* TASK REQUIREMENTS *
Quote, verbatim, all material below, without pictures.

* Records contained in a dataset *
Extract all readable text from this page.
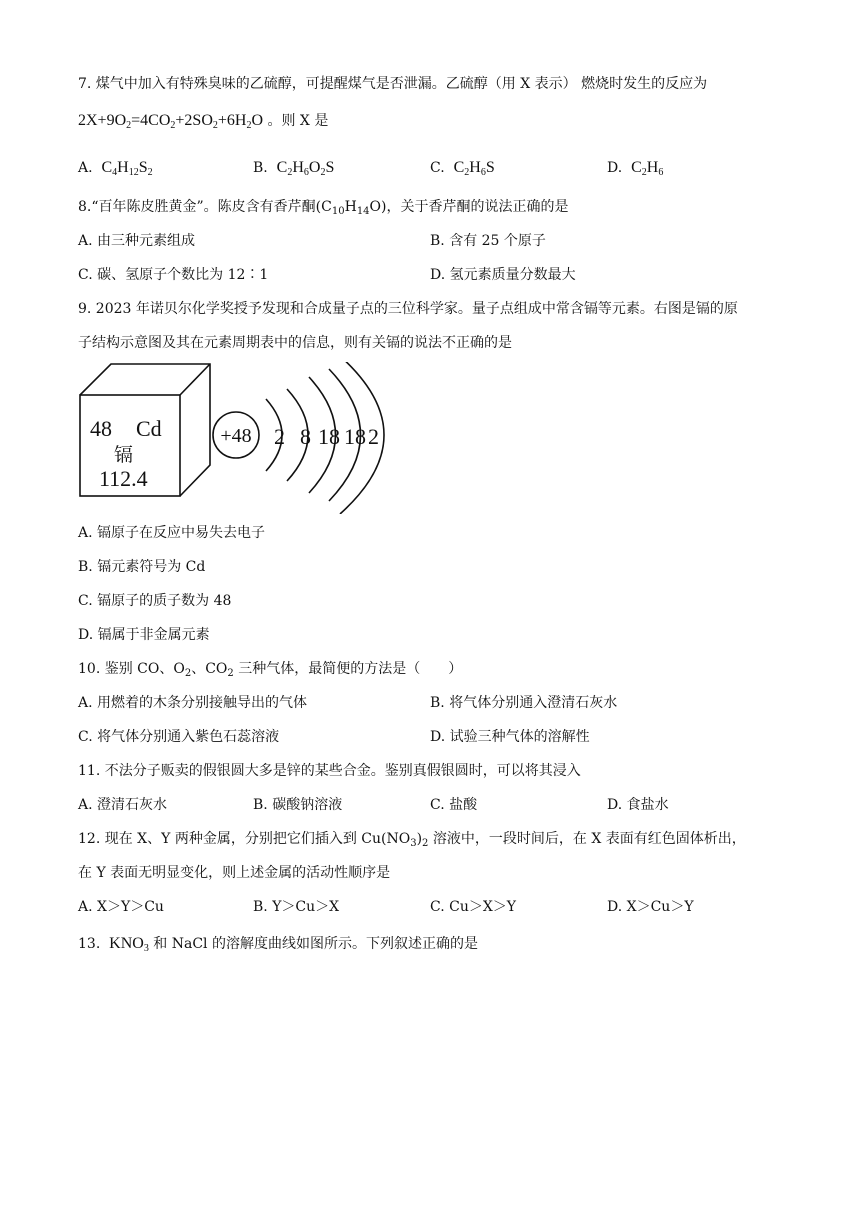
7. 煤气中加入有特殊臭味的乙硫醇，可提醒煤气是否泄漏。乙硫醇（用 X 表示） 燃烧时发生的反应为
$2X+9O_2=4CO_2+2SO_2+6H_2O$ 。则 X 是
A. $C_4H_{12}S_2$	B. $C_2H_6O_2S$	C. $C_2H_6S$	D. $C_2H_6$
8.“百年陈皮胜黄金”。陈皮含有香芹酮$(C_{10}H_{14}O)$，关于香芹酮的说法正确的是
A. 由三种元素组成	B. 含有 25 个原子
C. 碳、氢原子个数比为 12∶1	D. 氢元素质量分数最大
9. 2023 年诺贝尔化学奖授予发现和合成量子点的三位科学家。量子点组成中常含镉等元素。右图是镉的原
子结构示意图及其在元素周期表中的信息，则有关镉的说法不正确的是
48 Cd
镉
112.4
+48 2 8 18 18 2
A. 镉原子在反应中易失去电子
B. 镉元素符号为 Cd
C. 镉原子的质子数为 48
D. 镉属于非金属元素
10. 鉴别 CO、$O_2$、$CO_2$ 三种气体，最简便的方法是（　　）
A. 用燃着的木条分别接触导出的气体	B. 将气体分别通入澄清石灰水
C. 将气体分别通入紫色石蕊溶液	D. 试验三种气体的溶解性
11. 不法分子贩卖的假银圆大多是锌的某些合金。鉴别真假银圆时，可以将其浸入
A. 澄清石灰水	B. 碳酸钠溶液	C. 盐酸	D. 食盐水
12. 现在 X、Y 两种金属，分别把它们插入到 $Cu(NO_3)_2$ 溶液中，一段时间后，在 X 表面有红色固体析出，
在 Y 表面无明显变化，则上述金属的活动性顺序是
A. X＞Y＞Cu	B. Y＞Cu＞X	C. Cu＞X＞Y	D. X＞Cu＞Y
13. $KNO_3$ 和 NaCl 的溶解度曲线如图所示。下列叙述正确的是
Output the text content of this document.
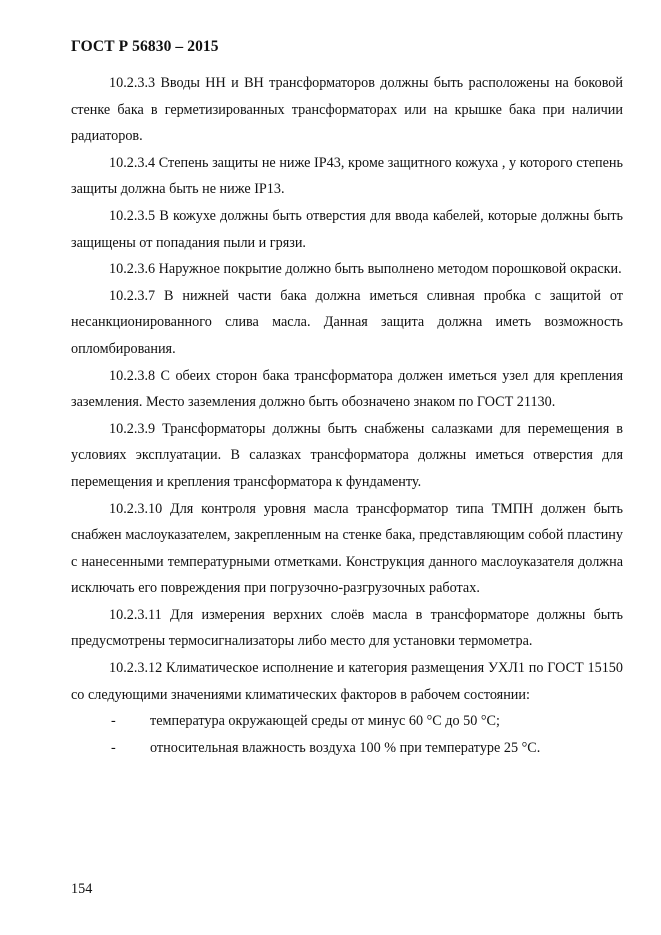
ГОСТ Р 56830 – 2015

10.2.3.3 Вводы НН и ВН трансформаторов должны быть расположены на боковой стенке бака в герметизированных трансформаторах или на крышке бака при наличии радиаторов.

10.2.3.4 Степень защиты не ниже IP43, кроме защитного кожуха , у которого степень защиты должна быть не ниже IP13.

10.2.3.5 В кожухе должны быть отверстия для ввода кабелей, которые должны быть защищены от попадания пыли и грязи.

10.2.3.6 Наружное покрытие должно быть выполнено методом порошковой окраски.

10.2.3.7 В нижней части бака должна иметься сливная пробка с защитой от несанкционированного слива масла. Данная защита должна иметь возможность опломбирования.

10.2.3.8 С обеих сторон бака трансформатора должен иметься узел для крепления заземления. Место заземления должно быть обозначено знаком по ГОСТ 21130.

10.2.3.9 Трансформаторы должны быть снабжены салазками для перемещения в условиях эксплуатации. В салазках трансформатора должны иметься отверстия для перемещения и крепления трансформатора к фундаменту.

10.2.3.10 Для контроля уровня масла трансформатор типа ТМПН должен быть снабжен маслоуказателем, закрепленным на стенке бака, представляющим собой пластину с нанесенными температурными отметками. Конструкция данного маслоуказателя должна исключать его повреждения при погрузочно-разгрузочных работах.

10.2.3.11 Для измерения верхних слоёв масла в трансформаторе должны быть предусмотрены термосигнализаторы либо место для установки термометра.

10.2.3.12 Климатическое исполнение и категория размещения УХЛ1 по ГОСТ 15150 со следующими значениями климатических факторов в рабочем состоянии:

-	температура окружающей среды от минус 60 °С до 50 °С;
-	относительная влажность воздуха 100 % при температуре 25 °С.
154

* TASK SOLUTION *
Extract all readable text from this page.
7. 煤气中加入有特殊臭味的乙硫醇，可提醒煤气是否泄漏。乙硫醇（用 X 表示） 燃烧时发生的反应为
$2X+9O_2=4CO_2+2SO_2+6H_2O$ 。则 X 是
A. $C_4H_{12}S_2$	B. $C_2H_6O_2S$	C. $C_2H_6S$	D. $C_2H_6$
8.“百年陈皮胜黄金”。陈皮含有香芹酮$(C_{10}H_{14}O)$，关于香芹酮的说法正确的是
A. 由三种元素组成	B. 含有 25 个原子
C. 碳、氢原子个数比为 12∶1	D. 氢元素质量分数最大
9. 2023 年诺贝尔化学奖授予发现和合成量子点的三位科学家。量子点组成中常含镉等元素。右图是镉的原
子结构示意图及其在元素周期表中的信息，则有关镉的说法不正确的是
48 Cd
镉
112.4
+48 2 8 18 18 2
A. 镉原子在反应中易失去电子
B. 镉元素符号为 Cd
C. 镉原子的质子数为 48
D. 镉属于非金属元素
10. 鉴别 CO、$O_2$、$CO_2$ 三种气体，最简便的方法是（　　）
A. 用燃着的木条分别接触导出的气体	B. 将气体分别通入澄清石灰水
C. 将气体分别通入紫色石蕊溶液	D. 试验三种气体的溶解性
11. 不法分子贩卖的假银圆大多是锌的某些合金。鉴别真假银圆时，可以将其浸入
A. 澄清石灰水	B. 碳酸钠溶液	C. 盐酸	D. 食盐水
12. 现在 X、Y 两种金属，分别把它们插入到 $Cu(NO_3)_2$ 溶液中，一段时间后，在 X 表面有红色固体析出，
在 Y 表面无明显变化，则上述金属的活动性顺序是
A. X＞Y＞Cu	B. Y＞Cu＞X	C. Cu＞X＞Y	D. X＞Cu＞Y
13. $KNO_3$ 和 NaCl 的溶解度曲线如图所示。下列叙述正确的是
Output the text content of this document.
ГОСТ Р 56830 – 2015

10.2.3.3 Вводы НН и ВН трансформаторов должны быть расположены на боковой стенке бака в герметизированных трансформаторах или на крышке бака при наличии радиаторов.

10.2.3.4 Степень защиты не ниже IP43, кроме защитного кожуха , у которого степень защиты должна быть не ниже IP13.

10.2.3.5 В кожухе должны быть отверстия для ввода кабелей, которые должны быть защищены от попадания пыли и грязи.

10.2.3.6 Наружное покрытие должно быть выполнено методом порошковой окраски.

10.2.3.7 В нижней части бака должна иметься сливная пробка с защитой от несанкционированного слива масла. Данная защита должна иметь возможность опломбирования.

10.2.3.8 С обеих сторон бака трансформатора должен иметься узел для крепления заземления. Место заземления должно быть обозначено знаком по ГОСТ 21130.

10.2.3.9 Трансформаторы должны быть снабжены салазками для перемещения в условиях эксплуатации. В салазках трансформатора должны иметься отверстия для перемещения и крепления трансформатора к фундаменту.

10.2.3.10 Для контроля уровня масла трансформатор типа ТМПН должен быть снабжен маслоуказателем, закрепленным на стенке бака, представляющим собой пластину с нанесенными температурными отметками. Конструкция данного маслоуказателя должна исключать его повреждения при погрузочно-разгрузочных работах.

10.2.3.11 Для измерения верхних слоёв масла в трансформаторе должны быть предусмотрены термосигнализаторы либо место для установки термометра.

10.2.3.12 Климатическое исполнение и категория размещения УХЛ1 по ГОСТ 15150 со следующими значениями климатических факторов в рабочем состоянии:

-	температура окружающей среды от минус 60 °С до 50 °С;
-	относительная влажность воздуха 100 % при температуре 25 °С.
154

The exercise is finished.